- Stored items

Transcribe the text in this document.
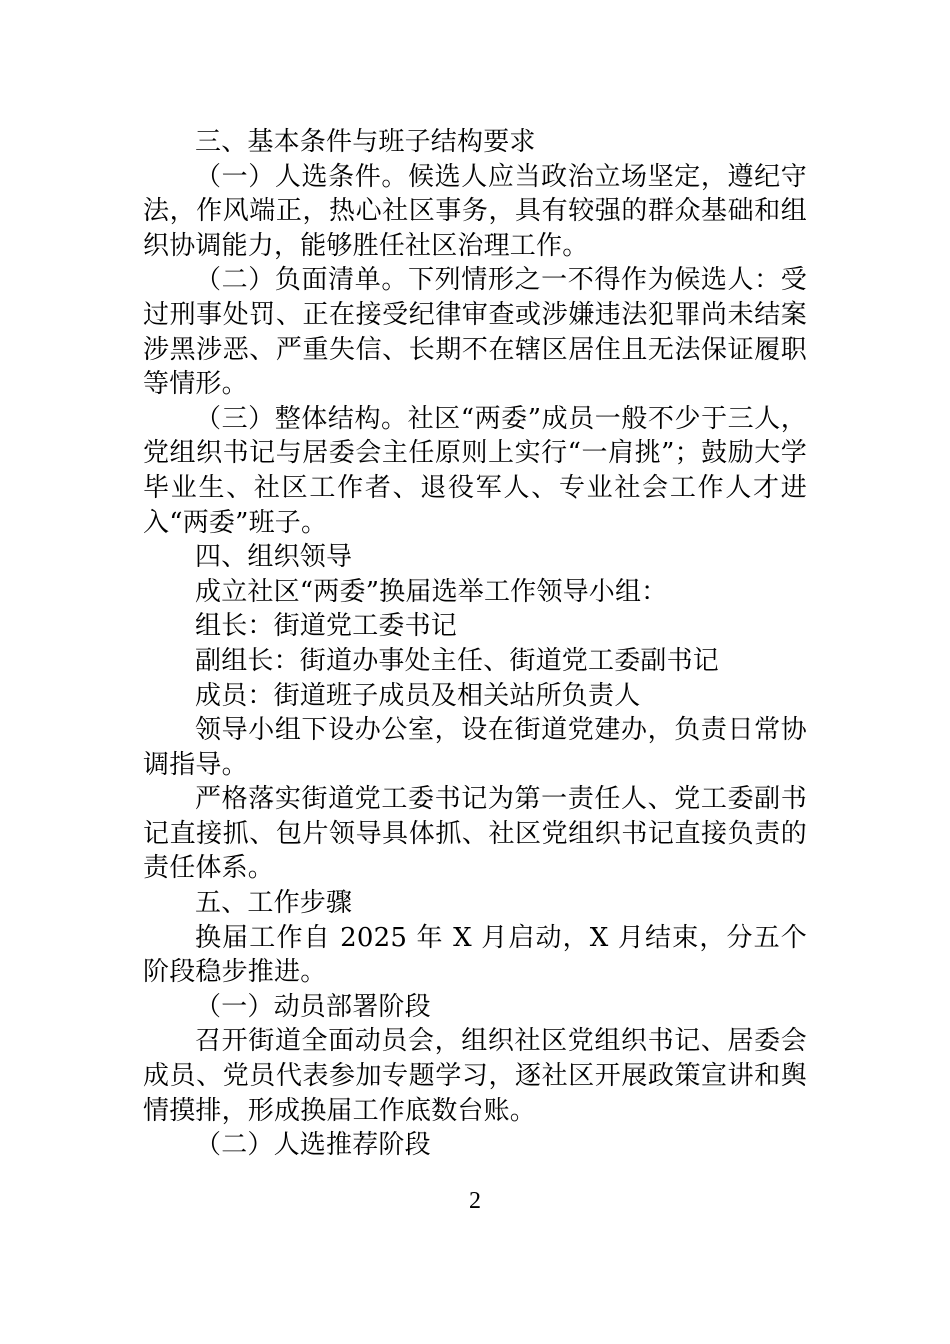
三、基本条件与班子结构要求

（一）人选条件。候选人应当政治立场坚定，遵纪守法，作风端正，热心社区事务，具有较强的群众基础和组织协调能力，能够胜任社区治理工作。

（二）负面清单。下列情形之一不得作为候选人：受过刑事处罚、正在接受纪律审查或涉嫌违法犯罪尚未结案涉黑涉恶、严重失信、长期不在辖区居住且无法保证履职等情形。

（三）整体结构。社区“两委”成员一般不少于三人，党组织书记与居委会主任原则上实行“一肩挑”；鼓励大学毕业生、社区工作者、退役军人、专业社会工作人才进入“两委”班子。

四、组织领导

成立社区“两委”换届选举工作领导小组：

组长：街道党工委书记

副组长：街道办事处主任、街道党工委副书记

成员：街道班子成员及相关站所负责人

领导小组下设办公室，设在街道党建办，负责日常协调指导。

严格落实街道党工委书记为第一责任人、党工委副书记直接抓、包片领导具体抓、社区党组织书记直接负责的责任体系。

五、工作步骤

换届工作自 2025 年 X 月启动，X 月结束，分五个阶段稳步推进。

（一）动员部署阶段

召开街道全面动员会，组织社区党组织书记、居委会成员、党员代表参加专题学习，逐社区开展政策宣讲和舆情摸排，形成换届工作底数台账。

（二）人选推荐阶段

2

- Written problem
Omit the pictures, then output the rest of the listing exactly.

- Reply
Transcribe the text in this document.
三、基本条件与班子结构要求

（一）人选条件。候选人应当政治立场坚定，遵纪守法，作风端正，热心社区事务，具有较强的群众基础和组织协调能力，能够胜任社区治理工作。

（二）负面清单。下列情形之一不得作为候选人：受过刑事处罚、正在接受纪律审查或涉嫌违法犯罪尚未结案涉黑涉恶、严重失信、长期不在辖区居住且无法保证履职等情形。

（三）整体结构。社区“两委”成员一般不少于三人，党组织书记与居委会主任原则上实行“一肩挑”；鼓励大学毕业生、社区工作者、退役军人、专业社会工作人才进入“两委”班子。

四、组织领导

成立社区“两委”换届选举工作领导小组：

组长：街道党工委书记

副组长：街道办事处主任、街道党工委副书记

成员：街道班子成员及相关站所负责人

领导小组下设办公室，设在街道党建办，负责日常协调指导。

严格落实街道党工委书记为第一责任人、党工委副书记直接抓、包片领导具体抓、社区党组织书记直接负责的责任体系。

五、工作步骤

换届工作自 2025 年 X 月启动，X 月结束，分五个阶段稳步推进。

（一）动员部署阶段

召开街道全面动员会，组织社区党组织书记、居委会成员、党员代表参加专题学习，逐社区开展政策宣讲和舆情摸排，形成换届工作底数台账。

（二）人选推荐阶段

2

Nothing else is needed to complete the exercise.